» **Given request**
Write out the entire listing below exactly as it appears, minus any pictures.

[Dataset records]
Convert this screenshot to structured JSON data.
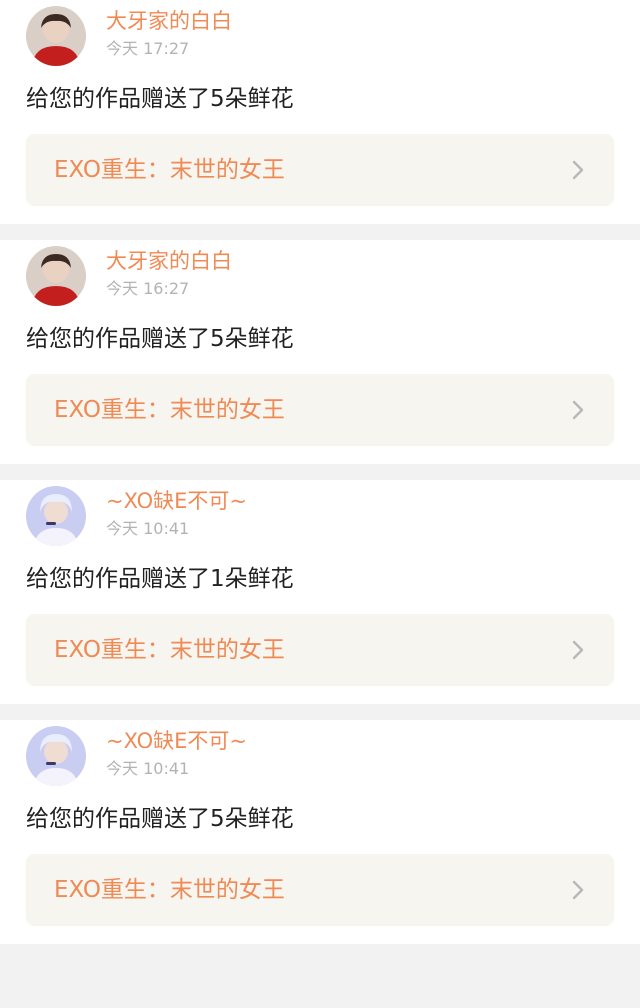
{
  "colors": {
    "accent": "#ef8a55",
    "timestamp": "#b3b3b3",
    "message": "#222222",
    "card_link_bg": "#f6f5ef",
    "separator": "#f2f2f2"
  },
  "notifications": [
    {
      "avatar_icon": "user-avatar-red-icon",
      "username": "大牙家的白白",
      "time": "今天 17:27",
      "message": "给您的作品赠送了5朵鲜花",
      "work_title": "EXO重生：末世的女王",
      "chevron_icon": "chevron-right-icon"
    },
    {
      "avatar_icon": "user-avatar-red-icon",
      "username": "大牙家的白白",
      "time": "今天 16:27",
      "message": "给您的作品赠送了5朵鲜花",
      "work_title": "EXO重生：末世的女王",
      "chevron_icon": "chevron-right-icon"
    },
    {
      "avatar_icon": "user-avatar-blue-icon",
      "username": "~XO缺E不可~",
      "time": "今天 10:41",
      "message": "给您的作品赠送了1朵鲜花",
      "work_title": "EXO重生：末世的女王",
      "chevron_icon": "chevron-right-icon"
    },
    {
      "avatar_icon": "user-avatar-blue-icon",
      "username": "~XO缺E不可~",
      "time": "今天 10:41",
      "message": "给您的作品赠送了5朵鲜花",
      "work_title": "EXO重生：末世的女王",
      "chevron_icon": "chevron-right-icon"
    }
  ]
}
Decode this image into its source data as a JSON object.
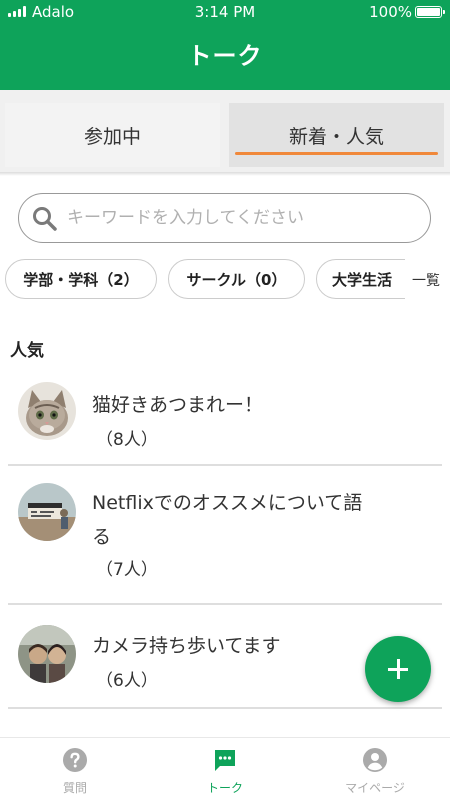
{
  "status_bar": {
    "carrier": "Adalo",
    "time": "3:14 PM",
    "battery": "100%"
  },
  "header": {
    "title": "トーク"
  },
  "tabs": [
    {
      "label": "参加中",
      "selected": false
    },
    {
      "label": "新着・人気",
      "selected": true
    }
  ],
  "search": {
    "placeholder": "キーワードを入力してください",
    "value": ""
  },
  "chips": [
    {
      "label": "学部・学科（2）"
    },
    {
      "label": "サークル（0）"
    },
    {
      "label": "大学生活"
    }
  ],
  "see_all_label": "一覧",
  "section": {
    "title": "人気"
  },
  "rooms": [
    {
      "name": "猫好きあつまれー！",
      "count": "（8人）"
    },
    {
      "name": "Netflixでのオススメについて語る",
      "count": "（7人）"
    },
    {
      "name": "カメラ持ち歩いてます",
      "count": "（6人）"
    }
  ],
  "bottom_nav": [
    {
      "label": "質問",
      "icon": "question-circle-icon",
      "active": false
    },
    {
      "label": "トーク",
      "icon": "chat-bubble-icon",
      "active": true
    },
    {
      "label": "マイページ",
      "icon": "account-circle-icon",
      "active": false
    }
  ],
  "colors": {
    "brand_green": "#0ea35a",
    "tab_indicator": "#f0883a",
    "inactive_nav": "#aaaaaa"
  }
}
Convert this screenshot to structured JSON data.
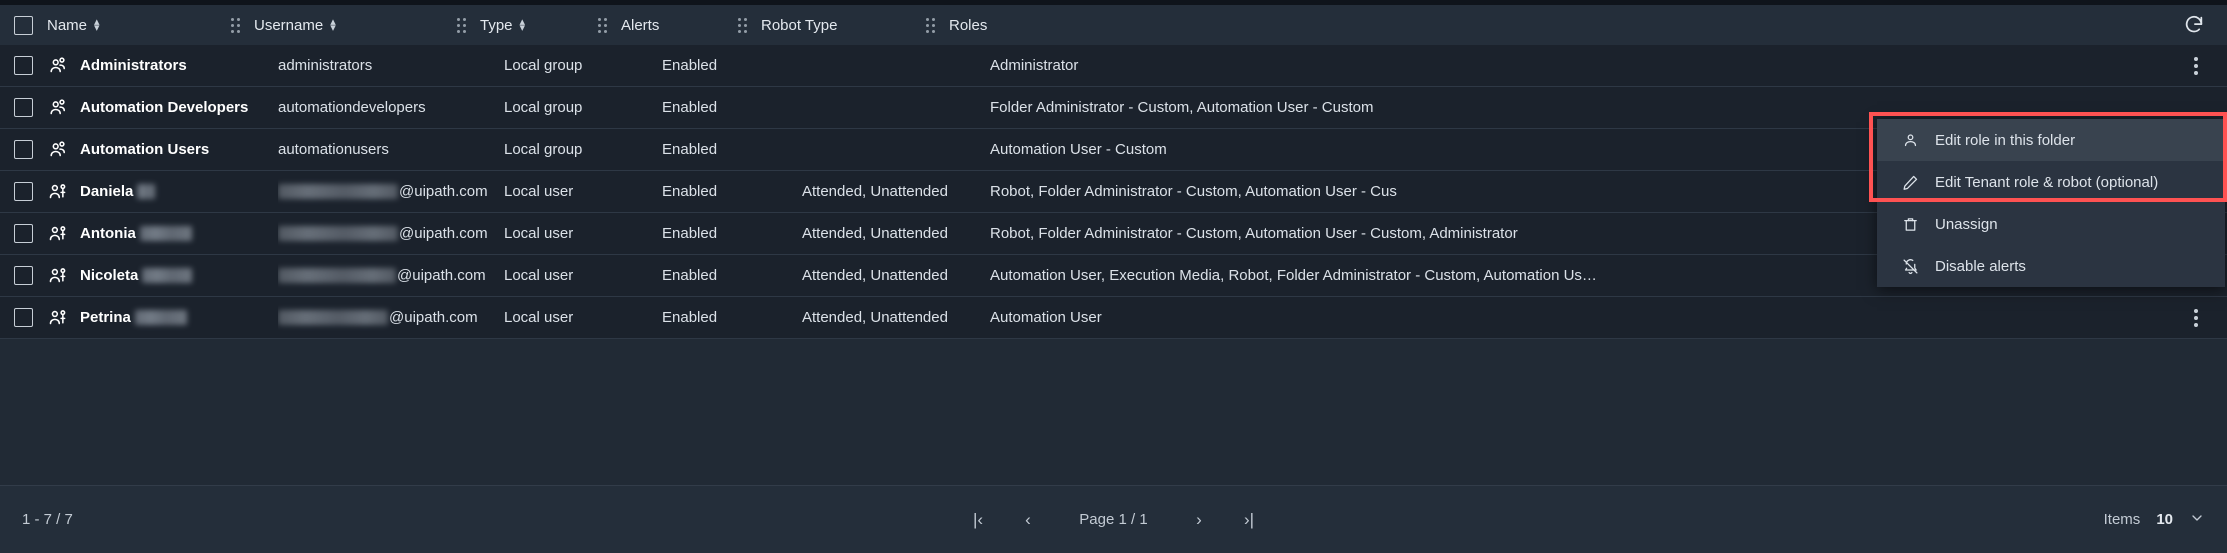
{
  "header": {
    "select_all_checkbox": "unchecked",
    "refresh_label": "Refresh",
    "columns": [
      {
        "label": "Name",
        "sortable": true,
        "grip": false
      },
      {
        "label": "Username",
        "sortable": true,
        "grip": true
      },
      {
        "label": "Type",
        "sortable": true,
        "grip": true
      },
      {
        "label": "Alerts",
        "sortable": false,
        "grip": true
      },
      {
        "label": "Robot Type",
        "sortable": false,
        "grip": true
      },
      {
        "label": "Roles",
        "sortable": false,
        "grip": true
      }
    ]
  },
  "rows": [
    {
      "name": "Administrators",
      "name_redacted": false,
      "entity": "group",
      "username": "administrators",
      "username_redacted": false,
      "type": "Local group",
      "alerts": "Enabled",
      "robot_type": "",
      "roles": "Administrator"
    },
    {
      "name": "Automation Developers",
      "name_redacted": false,
      "entity": "group",
      "username": "automationdevelopers",
      "username_redacted": false,
      "type": "Local group",
      "alerts": "Enabled",
      "robot_type": "",
      "roles": "Folder Administrator - Custom, Automation User - Custom"
    },
    {
      "name": "Automation Users",
      "name_redacted": false,
      "entity": "group",
      "username": "automationusers",
      "username_redacted": false,
      "type": "Local group",
      "alerts": "Enabled",
      "robot_type": "",
      "roles": "Automation User - Custom"
    },
    {
      "name": "Daniela",
      "name_redacted": true,
      "redact_name_width": 18,
      "entity": "user",
      "username": "@uipath.com",
      "username_redacted": true,
      "redact_user_width": 120,
      "type": "Local user",
      "alerts": "Enabled",
      "robot_type": "Attended, Unattended",
      "roles": "Robot, Folder Administrator - Custom, Automation User - Cus"
    },
    {
      "name": "Antonia",
      "name_redacted": true,
      "redact_name_width": 52,
      "entity": "user",
      "username": "@uipath.com",
      "username_redacted": true,
      "redact_user_width": 120,
      "type": "Local user",
      "alerts": "Enabled",
      "robot_type": "Attended, Unattended",
      "roles": "Robot, Folder Administrator - Custom, Automation User - Custom, Administrator"
    },
    {
      "name": "Nicoleta",
      "name_redacted": true,
      "redact_name_width": 50,
      "entity": "user",
      "username": "@uipath.com",
      "username_redacted": true,
      "redact_user_width": 118,
      "type": "Local user",
      "alerts": "Enabled",
      "robot_type": "Attended, Unattended",
      "roles": "Automation User, Execution Media, Robot, Folder Administrator - Custom, Automation Us…"
    },
    {
      "name": "Petrina",
      "name_redacted": true,
      "redact_name_width": 52,
      "entity": "user",
      "username": "@uipath.com",
      "username_redacted": true,
      "redact_user_width": 110,
      "type": "Local user",
      "alerts": "Enabled",
      "robot_type": "Attended, Unattended",
      "roles": "Automation User"
    }
  ],
  "context_menu": {
    "highlight_color": "#ff5252",
    "items": [
      {
        "label": "Edit role in this folder",
        "icon": "person-icon",
        "highlighted": true
      },
      {
        "label": "Edit Tenant role & robot (optional)",
        "icon": "pencil-icon",
        "highlighted": false
      },
      {
        "label": "Unassign",
        "icon": "trash-icon",
        "highlighted": false
      },
      {
        "label": "Disable alerts",
        "icon": "bell-off-icon",
        "highlighted": false
      }
    ]
  },
  "footer": {
    "range": "1 - 7 / 7",
    "first_page": "|‹",
    "prev_page": "‹",
    "page_label": "Page 1 / 1",
    "next_page": "›",
    "last_page": "›|",
    "items_label": "Items",
    "items_value": "10"
  }
}
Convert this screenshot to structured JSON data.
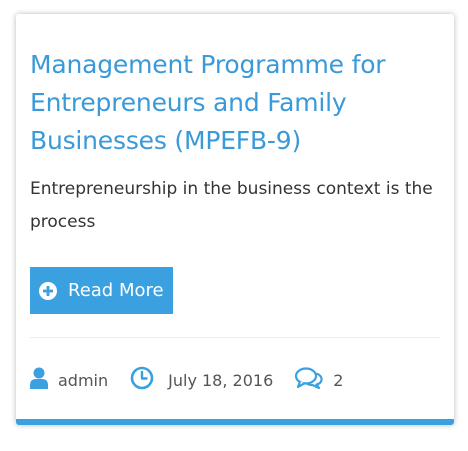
{
  "post": {
    "title": "Management Programme for Entrepreneurs and Family Businesses (MPEFB-9)",
    "excerpt": "Entrepreneurship in the business context is the process",
    "read_more_label": "Read More",
    "read_more_icon": "plus-circle-icon",
    "meta": {
      "author": "admin",
      "author_icon": "user-icon",
      "date": "July 18, 2016",
      "date_icon": "clock-icon",
      "comments": "2",
      "comments_icon": "comments-icon"
    }
  },
  "colors": {
    "accent": "#3aa0e0",
    "title": "#3a9ad9",
    "text": "#333333",
    "meta_text": "#555555"
  }
}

» **Output for this exercise**
Convert this screenshot to structured JSON data.
{
  "colors": {
    "accent": "#ef8a55",
    "timestamp": "#b3b3b3",
    "message": "#222222",
    "card_link_bg": "#f6f5ef",
    "separator": "#f2f2f2"
  },
  "notifications": [
    {
      "avatar_icon": "user-avatar-red-icon",
      "username": "大牙家的白白",
      "time": "今天 17:27",
      "message": "给您的作品赠送了5朵鲜花",
      "work_title": "EXO重生：末世的女王",
      "chevron_icon": "chevron-right-icon"
    },
    {
      "avatar_icon": "user-avatar-red-icon",
      "username": "大牙家的白白",
      "time": "今天 16:27",
      "message": "给您的作品赠送了5朵鲜花",
      "work_title": "EXO重生：末世的女王",
      "chevron_icon": "chevron-right-icon"
    },
    {
      "avatar_icon": "user-avatar-blue-icon",
      "username": "~XO缺E不可~",
      "time": "今天 10:41",
      "message": "给您的作品赠送了1朵鲜花",
      "work_title": "EXO重生：末世的女王",
      "chevron_icon": "chevron-right-icon"
    },
    {
      "avatar_icon": "user-avatar-blue-icon",
      "username": "~XO缺E不可~",
      "time": "今天 10:41",
      "message": "给您的作品赠送了5朵鲜花",
      "work_title": "EXO重生：末世的女王",
      "chevron_icon": "chevron-right-icon"
    }
  ]
}
Decode this image into its source data as a JSON object.
{
  "status_bar": {
    "carrier": "Adalo",
    "time": "3:14 PM",
    "battery": "100%"
  },
  "header": {
    "title": "トーク"
  },
  "tabs": [
    {
      "label": "参加中",
      "selected": false
    },
    {
      "label": "新着・人気",
      "selected": true
    }
  ],
  "search": {
    "placeholder": "キーワードを入力してください",
    "value": ""
  },
  "chips": [
    {
      "label": "学部・学科（2）"
    },
    {
      "label": "サークル（0）"
    },
    {
      "label": "大学生活"
    }
  ],
  "see_all_label": "一覧",
  "section": {
    "title": "人気"
  },
  "rooms": [
    {
      "name": "猫好きあつまれー！",
      "count": "（8人）"
    },
    {
      "name": "Netflixでのオススメについて語る",
      "count": "（7人）"
    },
    {
      "name": "カメラ持ち歩いてます",
      "count": "（6人）"
    }
  ],
  "bottom_nav": [
    {
      "label": "質問",
      "icon": "question-circle-icon",
      "active": false
    },
    {
      "label": "トーク",
      "icon": "chat-bubble-icon",
      "active": true
    },
    {
      "label": "マイページ",
      "icon": "account-circle-icon",
      "active": false
    }
  ],
  "colors": {
    "brand_green": "#0ea35a",
    "tab_indicator": "#f0883a",
    "inactive_nav": "#aaaaaa"
  }
}
Convert this screenshot to structured JSON data.
{
  "header": {
    "select_all_checkbox": "unchecked",
    "refresh_label": "Refresh",
    "columns": [
      {
        "label": "Name",
        "sortable": true,
        "grip": false
      },
      {
        "label": "Username",
        "sortable": true,
        "grip": true
      },
      {
        "label": "Type",
        "sortable": true,
        "grip": true
      },
      {
        "label": "Alerts",
        "sortable": false,
        "grip": true
      },
      {
        "label": "Robot Type",
        "sortable": false,
        "grip": true
      },
      {
        "label": "Roles",
        "sortable": false,
        "grip": true
      }
    ]
  },
  "rows": [
    {
      "name": "Administrators",
      "name_redacted": false,
      "entity": "group",
      "username": "administrators",
      "username_redacted": false,
      "type": "Local group",
      "alerts": "Enabled",
      "robot_type": "",
      "roles": "Administrator"
    },
    {
      "name": "Automation Developers",
      "name_redacted": false,
      "entity": "group",
      "username": "automationdevelopers",
      "username_redacted": false,
      "type": "Local group",
      "alerts": "Enabled",
      "robot_type": "",
      "roles": "Folder Administrator - Custom, Automation User - Custom"
    },
    {
      "name": "Automation Users",
      "name_redacted": false,
      "entity": "group",
      "username": "automationusers",
      "username_redacted": false,
      "type": "Local group",
      "alerts": "Enabled",
      "robot_type": "",
      "roles": "Automation User - Custom"
    },
    {
      "name": "Daniela",
      "name_redacted": true,
      "redact_name_width": 18,
      "entity": "user",
      "username": "@uipath.com",
      "username_redacted": true,
      "redact_user_width": 120,
      "type": "Local user",
      "alerts": "Enabled",
      "robot_type": "Attended, Unattended",
      "roles": "Robot, Folder Administrator - Custom, Automation User - Cus"
    },
    {
      "name": "Antonia",
      "name_redacted": true,
      "redact_name_width": 52,
      "entity": "user",
      "username": "@uipath.com",
      "username_redacted": true,
      "redact_user_width": 120,
      "type": "Local user",
      "alerts": "Enabled",
      "robot_type": "Attended, Unattended",
      "roles": "Robot, Folder Administrator - Custom, Automation User - Custom, Administrator"
    },
    {
      "name": "Nicoleta",
      "name_redacted": true,
      "redact_name_width": 50,
      "entity": "user",
      "username": "@uipath.com",
      "username_redacted": true,
      "redact_user_width": 118,
      "type": "Local user",
      "alerts": "Enabled",
      "robot_type": "Attended, Unattended",
      "roles": "Automation User, Execution Media, Robot, Folder Administrator - Custom, Automation Us…"
    },
    {
      "name": "Petrina",
      "name_redacted": true,
      "redact_name_width": 52,
      "entity": "user",
      "username": "@uipath.com",
      "username_redacted": true,
      "redact_user_width": 110,
      "type": "Local user",
      "alerts": "Enabled",
      "robot_type": "Attended, Unattended",
      "roles": "Automation User"
    }
  ],
  "context_menu": {
    "highlight_color": "#ff5252",
    "items": [
      {
        "label": "Edit role in this folder",
        "icon": "person-icon",
        "highlighted": true
      },
      {
        "label": "Edit Tenant role & robot (optional)",
        "icon": "pencil-icon",
        "highlighted": false
      },
      {
        "label": "Unassign",
        "icon": "trash-icon",
        "highlighted": false
      },
      {
        "label": "Disable alerts",
        "icon": "bell-off-icon",
        "highlighted": false
      }
    ]
  },
  "footer": {
    "range": "1 - 7 / 7",
    "first_page": "|‹",
    "prev_page": "‹",
    "page_label": "Page 1 / 1",
    "next_page": "›",
    "last_page": "›|",
    "items_label": "Items",
    "items_value": "10"
  }
}
Convert this screenshot to structured JSON data.
{
  "post": {
    "title": "Management Programme for Entrepreneurs and Family Businesses (MPEFB-9)",
    "excerpt": "Entrepreneurship in the business context is the process",
    "read_more_label": "Read More",
    "read_more_icon": "plus-circle-icon",
    "meta": {
      "author": "admin",
      "author_icon": "user-icon",
      "date": "July 18, 2016",
      "date_icon": "clock-icon",
      "comments": "2",
      "comments_icon": "comments-icon"
    }
  },
  "colors": {
    "accent": "#3aa0e0",
    "title": "#3a9ad9",
    "text": "#333333",
    "meta_text": "#555555"
  }
}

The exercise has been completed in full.